» Task statement: Show each line of the data below that has the string "caption" in it.

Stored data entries

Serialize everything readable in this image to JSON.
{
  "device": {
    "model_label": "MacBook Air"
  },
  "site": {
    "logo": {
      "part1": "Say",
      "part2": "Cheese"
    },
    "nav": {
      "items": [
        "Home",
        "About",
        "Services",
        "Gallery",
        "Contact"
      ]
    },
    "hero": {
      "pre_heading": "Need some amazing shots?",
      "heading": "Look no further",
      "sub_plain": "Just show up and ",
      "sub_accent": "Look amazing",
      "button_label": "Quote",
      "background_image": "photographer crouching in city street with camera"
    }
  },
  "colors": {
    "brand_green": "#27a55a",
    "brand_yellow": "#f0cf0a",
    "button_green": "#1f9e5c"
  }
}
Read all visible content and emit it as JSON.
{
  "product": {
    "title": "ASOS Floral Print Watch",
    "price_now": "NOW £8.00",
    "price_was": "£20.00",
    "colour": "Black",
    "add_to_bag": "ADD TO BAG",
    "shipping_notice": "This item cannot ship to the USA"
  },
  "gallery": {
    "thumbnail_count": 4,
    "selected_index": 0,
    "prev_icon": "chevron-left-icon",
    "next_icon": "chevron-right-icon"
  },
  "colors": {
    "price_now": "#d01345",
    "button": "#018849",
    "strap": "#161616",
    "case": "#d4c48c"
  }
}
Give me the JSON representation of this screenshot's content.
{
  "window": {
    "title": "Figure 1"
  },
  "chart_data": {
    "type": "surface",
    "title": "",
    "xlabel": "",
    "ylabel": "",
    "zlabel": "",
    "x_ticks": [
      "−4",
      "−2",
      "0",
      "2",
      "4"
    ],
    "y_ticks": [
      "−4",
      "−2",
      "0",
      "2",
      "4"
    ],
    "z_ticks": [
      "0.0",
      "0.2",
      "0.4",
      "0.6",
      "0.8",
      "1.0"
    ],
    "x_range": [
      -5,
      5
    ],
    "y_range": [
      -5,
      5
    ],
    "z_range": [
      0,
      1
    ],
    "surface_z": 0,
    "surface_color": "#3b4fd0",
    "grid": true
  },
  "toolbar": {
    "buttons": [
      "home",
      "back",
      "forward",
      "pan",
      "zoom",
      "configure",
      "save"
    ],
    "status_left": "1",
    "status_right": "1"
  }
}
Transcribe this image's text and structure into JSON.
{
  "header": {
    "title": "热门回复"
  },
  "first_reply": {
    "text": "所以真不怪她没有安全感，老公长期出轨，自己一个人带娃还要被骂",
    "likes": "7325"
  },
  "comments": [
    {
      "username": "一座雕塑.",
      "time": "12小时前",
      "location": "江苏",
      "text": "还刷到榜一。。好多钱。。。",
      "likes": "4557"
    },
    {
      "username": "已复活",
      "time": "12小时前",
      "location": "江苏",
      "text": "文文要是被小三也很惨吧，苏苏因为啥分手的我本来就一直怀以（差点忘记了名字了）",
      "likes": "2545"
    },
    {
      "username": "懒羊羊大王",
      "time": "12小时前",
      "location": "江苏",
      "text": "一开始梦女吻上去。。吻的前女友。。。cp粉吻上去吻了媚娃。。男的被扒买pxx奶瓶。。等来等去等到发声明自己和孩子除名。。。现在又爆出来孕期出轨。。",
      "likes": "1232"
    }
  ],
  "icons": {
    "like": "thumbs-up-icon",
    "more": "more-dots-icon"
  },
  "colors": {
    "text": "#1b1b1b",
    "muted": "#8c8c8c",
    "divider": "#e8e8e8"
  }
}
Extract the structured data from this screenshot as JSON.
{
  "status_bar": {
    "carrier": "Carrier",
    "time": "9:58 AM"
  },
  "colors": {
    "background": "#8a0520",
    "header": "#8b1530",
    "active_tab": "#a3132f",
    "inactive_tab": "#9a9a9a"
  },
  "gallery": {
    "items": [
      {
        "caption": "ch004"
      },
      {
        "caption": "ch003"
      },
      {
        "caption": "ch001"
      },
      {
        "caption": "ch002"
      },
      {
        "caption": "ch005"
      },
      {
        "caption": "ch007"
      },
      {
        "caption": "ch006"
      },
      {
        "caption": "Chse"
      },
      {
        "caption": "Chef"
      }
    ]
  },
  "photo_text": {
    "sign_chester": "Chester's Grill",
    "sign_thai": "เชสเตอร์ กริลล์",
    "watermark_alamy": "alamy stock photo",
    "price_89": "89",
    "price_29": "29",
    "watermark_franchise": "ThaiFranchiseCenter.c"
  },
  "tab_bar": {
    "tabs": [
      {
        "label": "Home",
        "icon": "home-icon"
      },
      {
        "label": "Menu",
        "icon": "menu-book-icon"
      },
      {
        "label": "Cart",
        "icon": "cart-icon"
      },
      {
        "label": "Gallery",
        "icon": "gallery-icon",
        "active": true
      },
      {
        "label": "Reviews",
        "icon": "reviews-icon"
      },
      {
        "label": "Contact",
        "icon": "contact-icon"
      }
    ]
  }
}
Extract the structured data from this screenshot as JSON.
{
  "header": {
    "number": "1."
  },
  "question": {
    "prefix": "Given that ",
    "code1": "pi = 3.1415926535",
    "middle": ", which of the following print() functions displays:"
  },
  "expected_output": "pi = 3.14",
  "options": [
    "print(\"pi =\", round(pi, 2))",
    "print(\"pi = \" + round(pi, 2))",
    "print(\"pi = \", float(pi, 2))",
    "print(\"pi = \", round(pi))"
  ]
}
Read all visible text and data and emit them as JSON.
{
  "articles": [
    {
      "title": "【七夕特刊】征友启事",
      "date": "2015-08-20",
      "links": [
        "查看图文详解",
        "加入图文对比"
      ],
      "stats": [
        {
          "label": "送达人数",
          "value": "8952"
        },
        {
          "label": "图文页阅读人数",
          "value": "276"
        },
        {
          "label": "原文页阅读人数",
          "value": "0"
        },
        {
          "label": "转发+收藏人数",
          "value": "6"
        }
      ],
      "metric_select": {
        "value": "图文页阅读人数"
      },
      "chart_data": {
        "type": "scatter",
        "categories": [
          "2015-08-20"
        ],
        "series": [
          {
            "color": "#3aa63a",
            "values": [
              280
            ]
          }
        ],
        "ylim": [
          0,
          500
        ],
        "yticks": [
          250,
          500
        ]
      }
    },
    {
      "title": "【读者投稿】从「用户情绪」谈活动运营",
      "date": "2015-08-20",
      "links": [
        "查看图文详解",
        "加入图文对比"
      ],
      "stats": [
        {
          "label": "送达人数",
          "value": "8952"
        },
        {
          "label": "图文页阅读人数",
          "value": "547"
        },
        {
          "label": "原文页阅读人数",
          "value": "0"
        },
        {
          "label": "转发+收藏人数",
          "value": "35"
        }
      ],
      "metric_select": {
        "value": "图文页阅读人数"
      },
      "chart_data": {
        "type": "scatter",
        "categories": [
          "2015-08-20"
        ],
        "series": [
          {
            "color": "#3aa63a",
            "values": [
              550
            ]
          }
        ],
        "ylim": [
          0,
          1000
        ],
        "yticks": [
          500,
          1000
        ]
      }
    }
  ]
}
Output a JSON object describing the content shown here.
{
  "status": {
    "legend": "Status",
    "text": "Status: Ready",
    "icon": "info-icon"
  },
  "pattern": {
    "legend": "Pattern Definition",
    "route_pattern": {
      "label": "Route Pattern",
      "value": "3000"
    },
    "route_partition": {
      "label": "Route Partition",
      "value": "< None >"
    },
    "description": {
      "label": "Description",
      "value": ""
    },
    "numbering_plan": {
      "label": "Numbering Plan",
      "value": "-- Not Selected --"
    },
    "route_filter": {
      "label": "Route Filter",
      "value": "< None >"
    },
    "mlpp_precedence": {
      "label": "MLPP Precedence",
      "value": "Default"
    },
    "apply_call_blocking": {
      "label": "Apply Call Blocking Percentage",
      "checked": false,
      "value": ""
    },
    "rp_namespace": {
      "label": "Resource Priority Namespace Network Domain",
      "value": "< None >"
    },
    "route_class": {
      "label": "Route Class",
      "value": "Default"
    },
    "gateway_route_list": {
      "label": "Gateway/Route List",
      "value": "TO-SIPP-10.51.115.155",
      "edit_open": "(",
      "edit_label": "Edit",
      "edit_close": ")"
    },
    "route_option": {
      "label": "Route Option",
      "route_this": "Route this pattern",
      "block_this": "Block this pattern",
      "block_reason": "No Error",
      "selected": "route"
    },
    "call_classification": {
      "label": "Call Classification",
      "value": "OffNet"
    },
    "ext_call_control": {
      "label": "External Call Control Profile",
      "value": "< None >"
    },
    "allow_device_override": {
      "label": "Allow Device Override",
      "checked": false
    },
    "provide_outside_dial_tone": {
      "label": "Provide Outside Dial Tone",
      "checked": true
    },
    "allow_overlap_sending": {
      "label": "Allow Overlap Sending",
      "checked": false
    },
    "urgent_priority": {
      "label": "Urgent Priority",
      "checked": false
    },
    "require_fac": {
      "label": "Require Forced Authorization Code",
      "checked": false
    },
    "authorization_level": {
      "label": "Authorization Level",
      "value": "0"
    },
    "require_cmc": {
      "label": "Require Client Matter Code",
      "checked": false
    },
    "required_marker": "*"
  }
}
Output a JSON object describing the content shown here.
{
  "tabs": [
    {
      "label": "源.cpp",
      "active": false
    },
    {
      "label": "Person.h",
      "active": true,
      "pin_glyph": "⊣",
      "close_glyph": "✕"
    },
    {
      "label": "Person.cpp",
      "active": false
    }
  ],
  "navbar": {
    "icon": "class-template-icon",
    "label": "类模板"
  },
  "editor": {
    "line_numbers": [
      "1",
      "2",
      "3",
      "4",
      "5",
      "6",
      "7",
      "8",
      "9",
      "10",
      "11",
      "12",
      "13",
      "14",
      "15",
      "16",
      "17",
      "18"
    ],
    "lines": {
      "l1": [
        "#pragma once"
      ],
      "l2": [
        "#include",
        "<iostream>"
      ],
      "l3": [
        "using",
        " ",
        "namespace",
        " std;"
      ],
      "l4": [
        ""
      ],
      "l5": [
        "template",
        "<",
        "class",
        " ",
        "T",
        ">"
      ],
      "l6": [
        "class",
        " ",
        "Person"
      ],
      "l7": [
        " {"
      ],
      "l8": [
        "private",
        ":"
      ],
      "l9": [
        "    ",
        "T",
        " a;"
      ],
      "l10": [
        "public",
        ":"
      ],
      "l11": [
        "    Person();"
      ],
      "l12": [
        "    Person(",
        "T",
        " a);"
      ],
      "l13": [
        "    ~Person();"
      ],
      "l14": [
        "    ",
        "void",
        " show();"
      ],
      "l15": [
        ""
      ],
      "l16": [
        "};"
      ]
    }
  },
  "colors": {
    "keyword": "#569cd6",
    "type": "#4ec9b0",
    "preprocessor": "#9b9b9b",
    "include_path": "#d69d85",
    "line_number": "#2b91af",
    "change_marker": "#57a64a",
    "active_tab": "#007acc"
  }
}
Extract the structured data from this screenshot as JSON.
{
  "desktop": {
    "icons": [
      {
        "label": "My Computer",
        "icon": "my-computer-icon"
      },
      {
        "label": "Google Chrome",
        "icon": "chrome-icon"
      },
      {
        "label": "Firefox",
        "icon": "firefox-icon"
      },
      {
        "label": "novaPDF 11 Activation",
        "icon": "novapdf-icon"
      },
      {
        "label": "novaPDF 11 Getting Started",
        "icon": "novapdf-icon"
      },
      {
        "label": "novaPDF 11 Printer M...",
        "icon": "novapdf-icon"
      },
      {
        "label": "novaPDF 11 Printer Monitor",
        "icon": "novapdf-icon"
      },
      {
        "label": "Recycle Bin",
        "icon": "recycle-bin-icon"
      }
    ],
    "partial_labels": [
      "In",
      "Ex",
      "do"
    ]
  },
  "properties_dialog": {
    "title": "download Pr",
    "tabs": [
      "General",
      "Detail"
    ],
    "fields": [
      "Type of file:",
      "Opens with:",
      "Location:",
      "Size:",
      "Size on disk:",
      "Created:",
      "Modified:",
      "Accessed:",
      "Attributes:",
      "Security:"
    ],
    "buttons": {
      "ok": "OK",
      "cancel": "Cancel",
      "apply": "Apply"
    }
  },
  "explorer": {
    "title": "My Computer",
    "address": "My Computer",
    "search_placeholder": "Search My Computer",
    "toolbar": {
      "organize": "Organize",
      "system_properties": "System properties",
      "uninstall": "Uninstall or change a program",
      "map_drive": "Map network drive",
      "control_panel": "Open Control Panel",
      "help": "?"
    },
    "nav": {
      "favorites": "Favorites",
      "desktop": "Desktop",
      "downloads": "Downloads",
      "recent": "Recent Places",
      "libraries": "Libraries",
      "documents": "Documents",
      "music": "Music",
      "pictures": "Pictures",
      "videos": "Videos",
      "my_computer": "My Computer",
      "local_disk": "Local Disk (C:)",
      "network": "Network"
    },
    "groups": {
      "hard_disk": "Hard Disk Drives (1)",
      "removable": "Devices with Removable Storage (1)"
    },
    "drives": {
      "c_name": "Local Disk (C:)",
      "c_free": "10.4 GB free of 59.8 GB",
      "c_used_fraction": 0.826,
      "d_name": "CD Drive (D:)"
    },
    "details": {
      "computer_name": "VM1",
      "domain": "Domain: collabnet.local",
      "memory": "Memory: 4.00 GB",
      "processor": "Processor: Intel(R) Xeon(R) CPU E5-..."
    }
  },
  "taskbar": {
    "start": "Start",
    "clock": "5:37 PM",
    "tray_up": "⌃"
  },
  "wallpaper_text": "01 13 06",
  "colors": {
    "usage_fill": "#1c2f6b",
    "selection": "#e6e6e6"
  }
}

» Response to this task:
        "caption": "ch004"
        "caption": "ch003"
        "caption": "ch001"
        "caption": "ch002"
        "caption": "ch005"
        "caption": "ch007"
        "caption": "ch006"
        "caption": "Chse"
        "caption": "Chef"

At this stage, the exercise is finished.